(Texte source)

▼▼▼

Si cette opposition est recevable, ne faut-il pas pousser plus loin les
propos de l'artiste et convenir que du côté de la réalité se situe la science, qui s'oppose elle aussi au spirituel ? La
connaissance scientifique est-elle le reflet de la réalité ?
Il s'agira pour nous, afin de répondre à cette question, d'examiner le choix de la connaissance scientifique comme
possible reflet de la réalité par rapport à d'autres formes de connaissances ou pratiques humaines afin de montrer
que « la » réalité n'existe pas mais que nous constituons les choses, ce qui permet l'émergence de plusieurs réalités.
Pour ce faire, nous montrerons tout d'abord que la diversité des perceptions semble condamner l'existence d'une
réalité unique, ce qui nous conduira à examiner la possibilité de l'existence d'essences, fondements stables de la
réalité pour enfin établir que malgré tout ces essences nous restent inaccessibles et qu'il faut donc nous contenter
de la diversité du monde phénoménal, et partant des réalités.
1.
« La » réalité existe-t-elle ?
Le sujet semble présupposer qu'il existe une seule réalité.
Pourtant, Bergson, dans Matière et Mémoire, par exemple,
nous montre qu'il est possible d'appréhender des choses aussi courantes que le temps de plusieurs manières.
En
effet, le temps peut être envisagé à la fois comme durée, c'est à dire comme écoulement mais aussi, dans une
perspective scientifique, comme une succession d'instants.
Bergson montre que ces deux perspectives coexistent et que chacune correspond à une manière de percevoir le
temps qui sont aussi légitimes l'une que l'autre.
Par conséquent, le temps ne semble pas posséder de réalité unique
mais plusieurs réalités.
De même, la réalité de l'artiste est différente de celle de celle du scientifique mais est-elle
moins légitime pour autant ?

▲▲▲

(Exercices)
a) Dans le texte sur la réalité et la connaissance scientifique, quel ouvrage de Bergson est cité ?
b) Recopiez fidèlement, dans le texte sur la réalité et la connaissance scientifique, le passage qui commence par les mots contenant « Bergson montre que » et se termine par « l'une que l'autre. ».
c) Poursuivez le texte sur la réalité et la connaissance scientifique à la suite de sa dernière phrase.

(Matériel fourni)
▼▼▼

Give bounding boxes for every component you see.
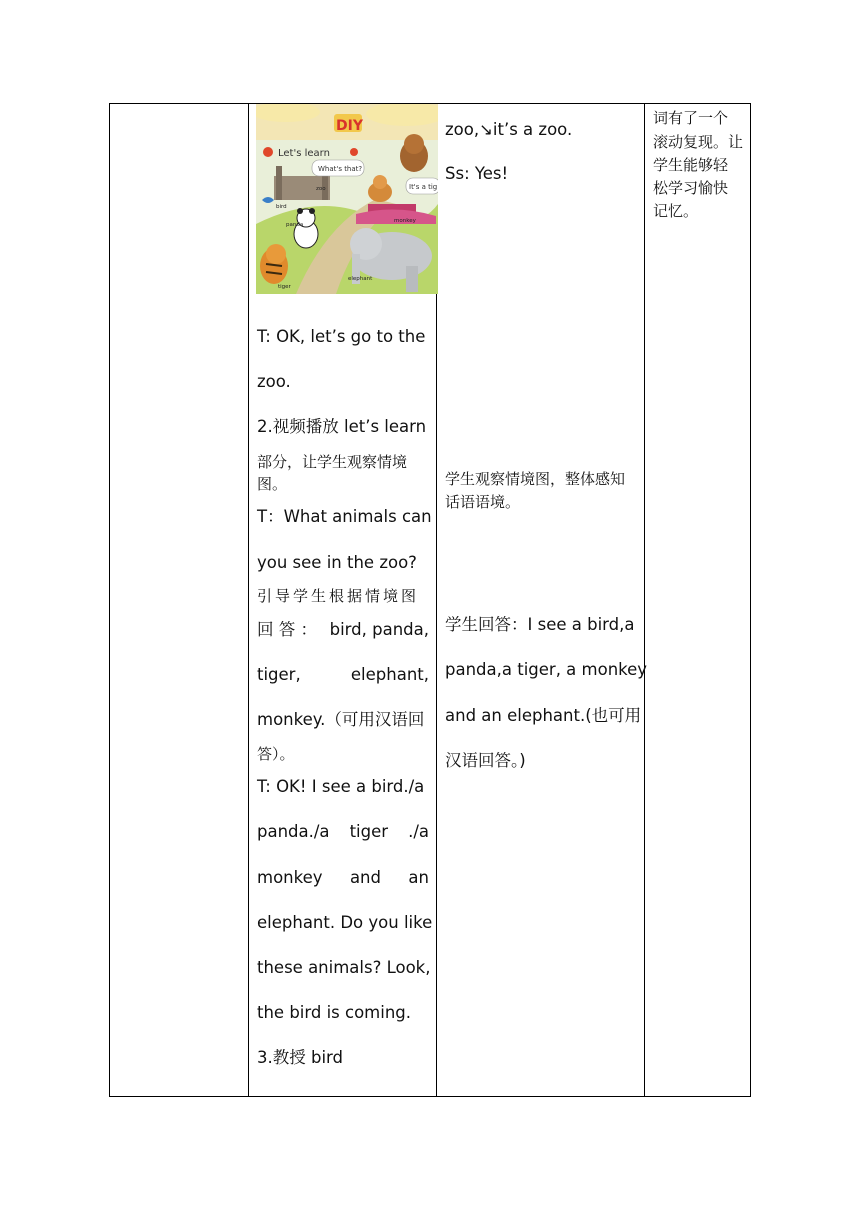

▲▲▲

(Corrigé)
a) Matière et Mémoire.

b)
Bergson montre que ces deux perspectives coexistent et que chacune correspond à une manière de percevoir le
temps qui sont aussi légitimes l'une que l'autre.

c)
Par conséquent, on arrive à une diversité des réalités perçues, qui forment ainsi soit un ensemble de reflets, c'est à
dire plusieurs images, de « la » réalité soit plusieurs réalités qui coexistent.
Il nous faut donc soit trouver une réalité
unique (et voir pourquoi la science la refléterait), soit voir que cette réalité n'existe pas et définir la possibilité de la
existence de plusieurs réalités.
2.
Pourtant, n'existe-t-il pas une réalité en soi sous la réalité perçue ?
Jusqu'ici le problème semble venir de la multiplicité des perceptions possibles et de leur fluctuation.
En effet, le
monde perçu est instable et fluctuant (Aristote explique que nous vivons dans le monde sub-lunaire, qui est sujet à
la génération et à la corruption), ce qui ne permet pas de structurer « une » réalité mais pousse à envisager
plusieurs réalités successives.
L'exemple de la réalité vue pas l'art, et notamment par la photographie, est de ce
point de vue éloquent puisque l'art, au moins pictural, ne présente que des « vues » sur la monde sans pouvoir
toutefois en percevoir la réalité.
De plus, l'art peut présenter des illusions, des imaginations qui n'existent pas et qui
ne sont donc pas réelles.
Au contraire, la connaissance scientifique semble présenter un monde immobile, ou du moins réglé.
En effet, la
science, dans une visée de normalisation, c'est à dire d'instauration de lois, néglige les détails et le particulier pour
présenter un monde déterminé.
De plus, étant donné qu'elle vise à la systématicité et à la complétude, la science
semble pouvoir échapper à l'écueil auquel se heurte l'art par exemple.
Par conséquent, la science ne parviendraitelle pas à dépasser la diversité du perçu en instituant la norme et ne parviendrait-elle pas atteindre « la » réalité en
produisant la vérité, c'est à dire une image de la réalité qui en constituerait le reflet exact ?
Dans la République, Platon montre que le monde perçu n'est qu'une illusion.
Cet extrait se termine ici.